STATED TASK: Retype each line of the material exactly, please, skipping any picture in it.

STORED RECORDS:
|---|

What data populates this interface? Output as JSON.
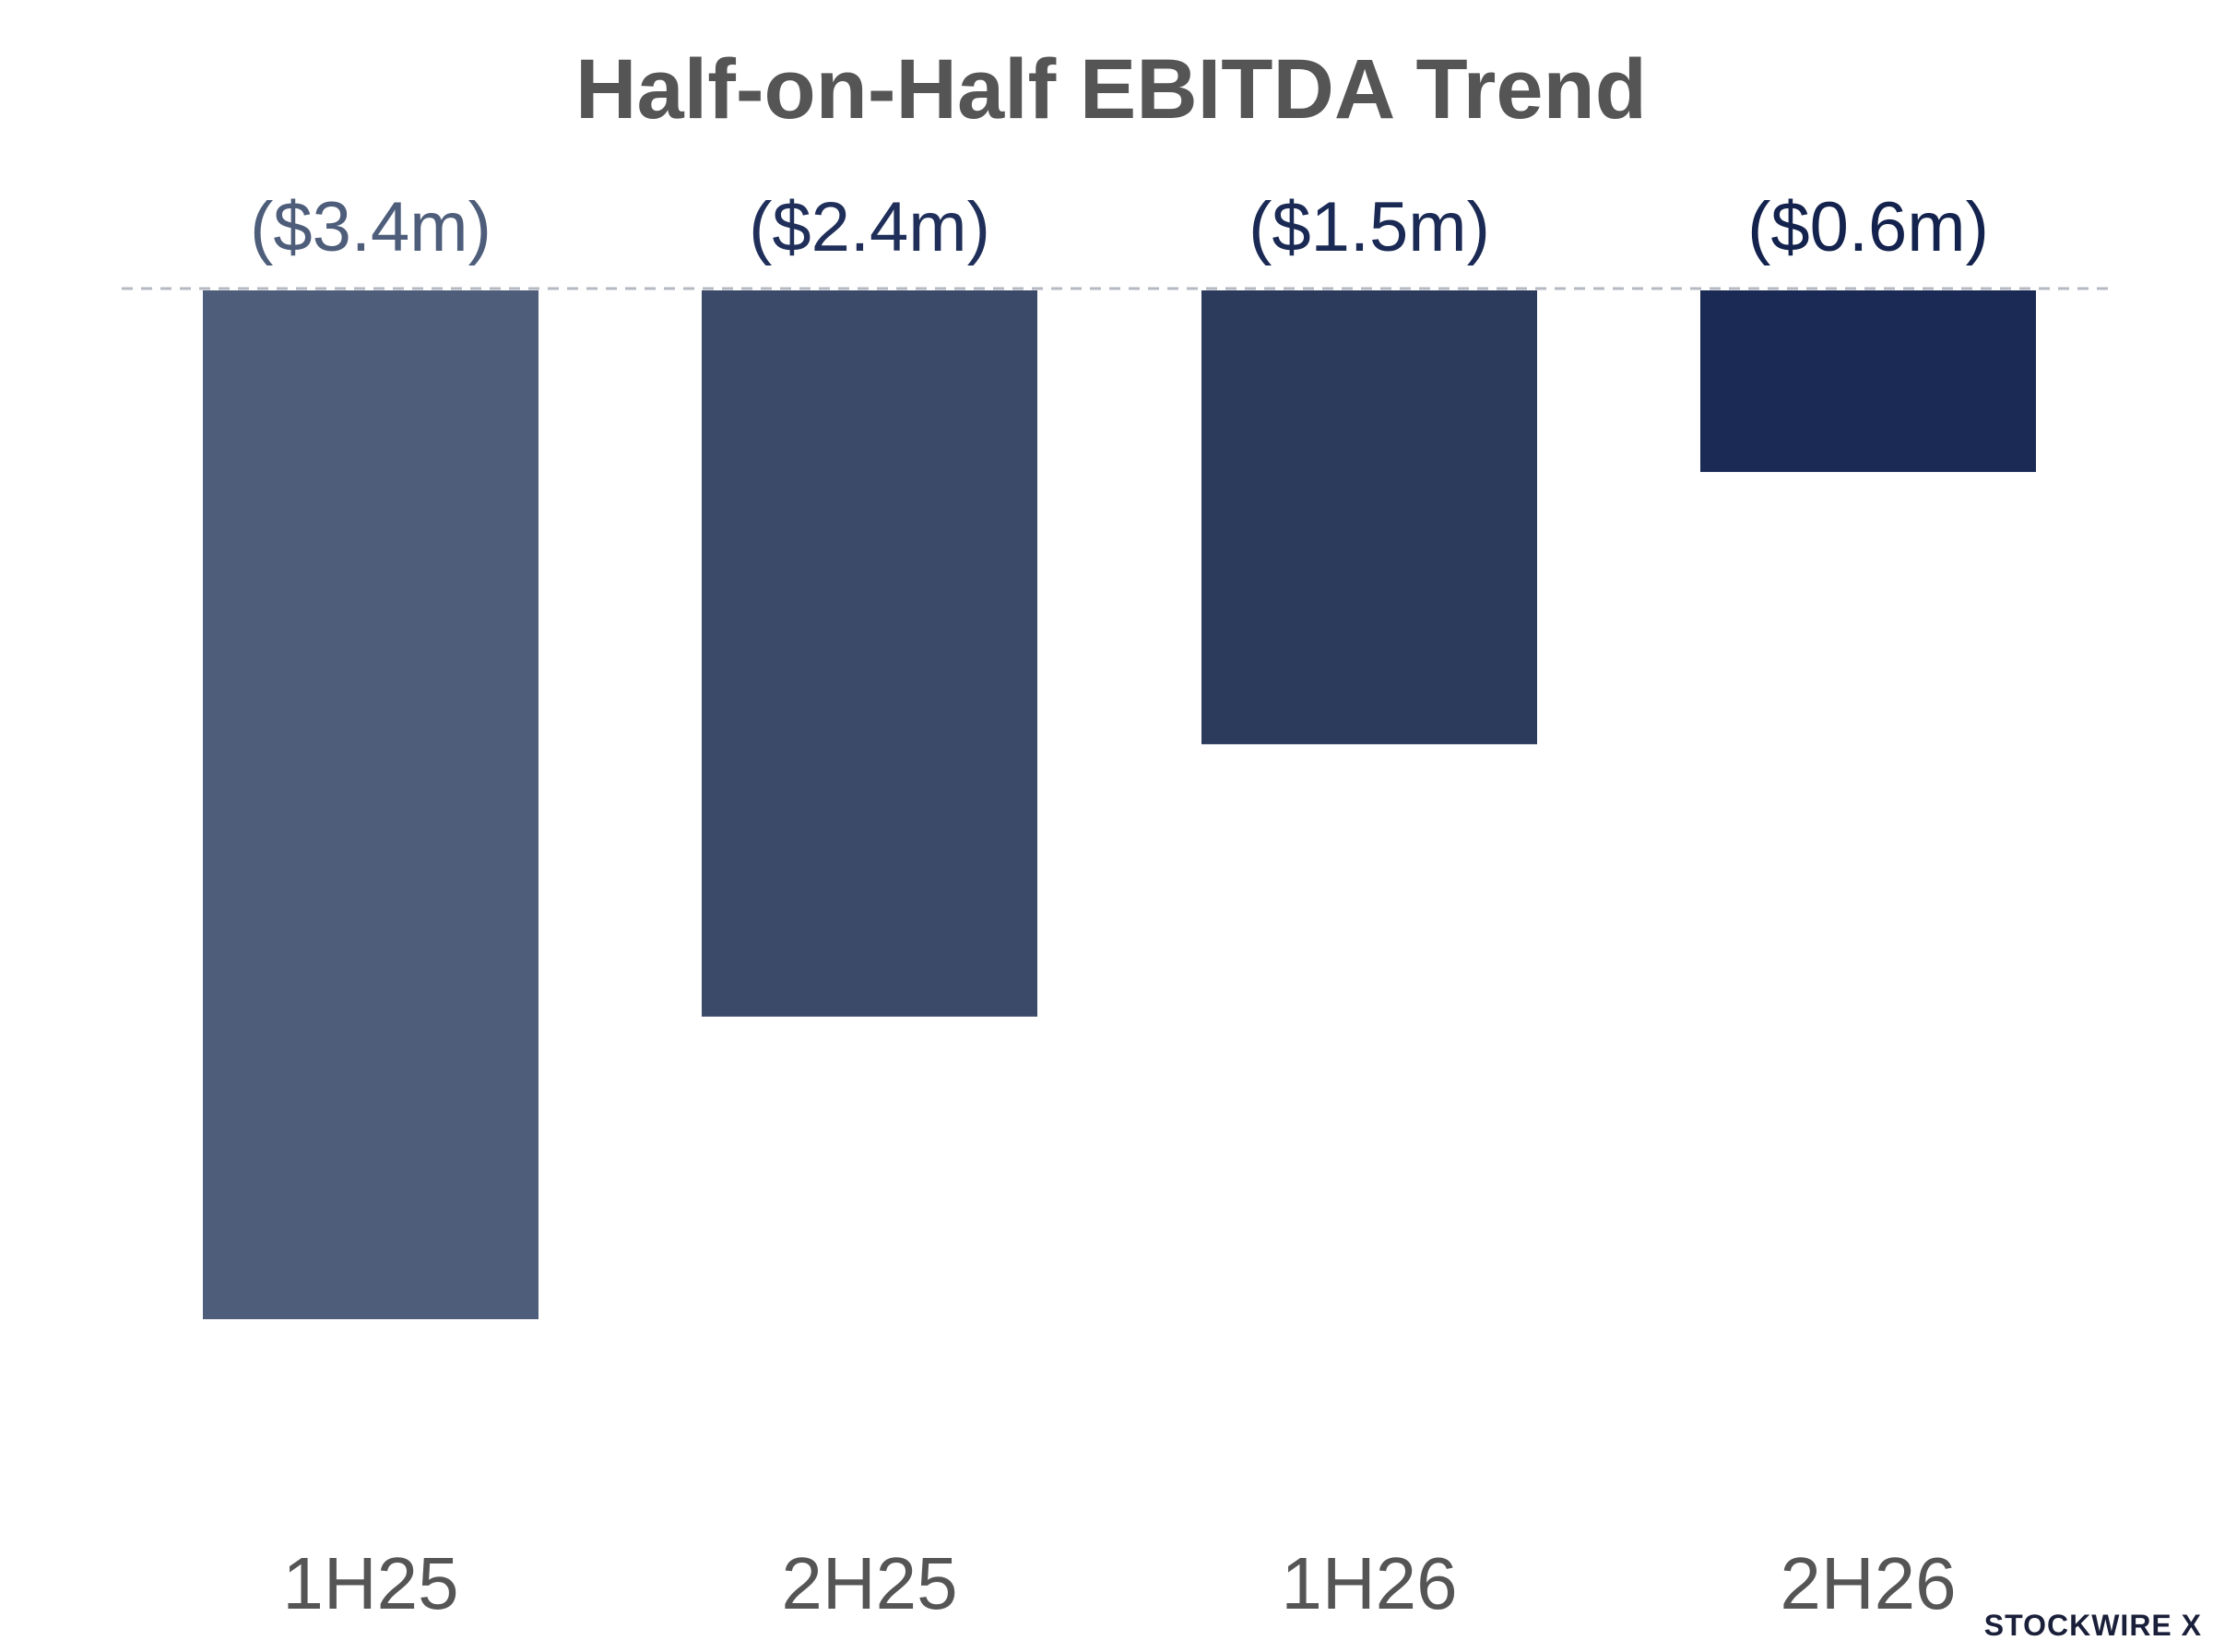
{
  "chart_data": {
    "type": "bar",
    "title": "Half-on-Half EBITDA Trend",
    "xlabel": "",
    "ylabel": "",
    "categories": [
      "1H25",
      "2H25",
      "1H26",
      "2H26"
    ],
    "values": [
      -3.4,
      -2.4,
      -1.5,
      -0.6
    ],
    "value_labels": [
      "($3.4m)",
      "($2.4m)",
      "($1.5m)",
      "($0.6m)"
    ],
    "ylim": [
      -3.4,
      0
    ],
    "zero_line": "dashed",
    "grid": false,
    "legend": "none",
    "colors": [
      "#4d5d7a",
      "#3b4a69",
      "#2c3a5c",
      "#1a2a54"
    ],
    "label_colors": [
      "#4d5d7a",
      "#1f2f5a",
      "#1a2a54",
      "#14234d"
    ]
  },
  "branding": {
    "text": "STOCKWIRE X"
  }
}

|---|

WRITTEN REPLY:
What data populates this interface? Output as JSON.
{
  "chart_data": {
    "type": "bar",
    "title": "Half-on-Half EBITDA Trend",
    "xlabel": "",
    "ylabel": "",
    "categories": [
      "1H25",
      "2H25",
      "1H26",
      "2H26"
    ],
    "values": [
      -3.4,
      -2.4,
      -1.5,
      -0.6
    ],
    "value_labels": [
      "($3.4m)",
      "($2.4m)",
      "($1.5m)",
      "($0.6m)"
    ],
    "ylim": [
      -3.4,
      0
    ],
    "zero_line": "dashed",
    "grid": false,
    "legend": "none",
    "colors": [
      "#4d5d7a",
      "#3b4a69",
      "#2c3a5c",
      "#1a2a54"
    ],
    "label_colors": [
      "#4d5d7a",
      "#1f2f5a",
      "#1a2a54",
      "#14234d"
    ]
  },
  "branding": {
    "text": "STOCKWIRE X"
  }
}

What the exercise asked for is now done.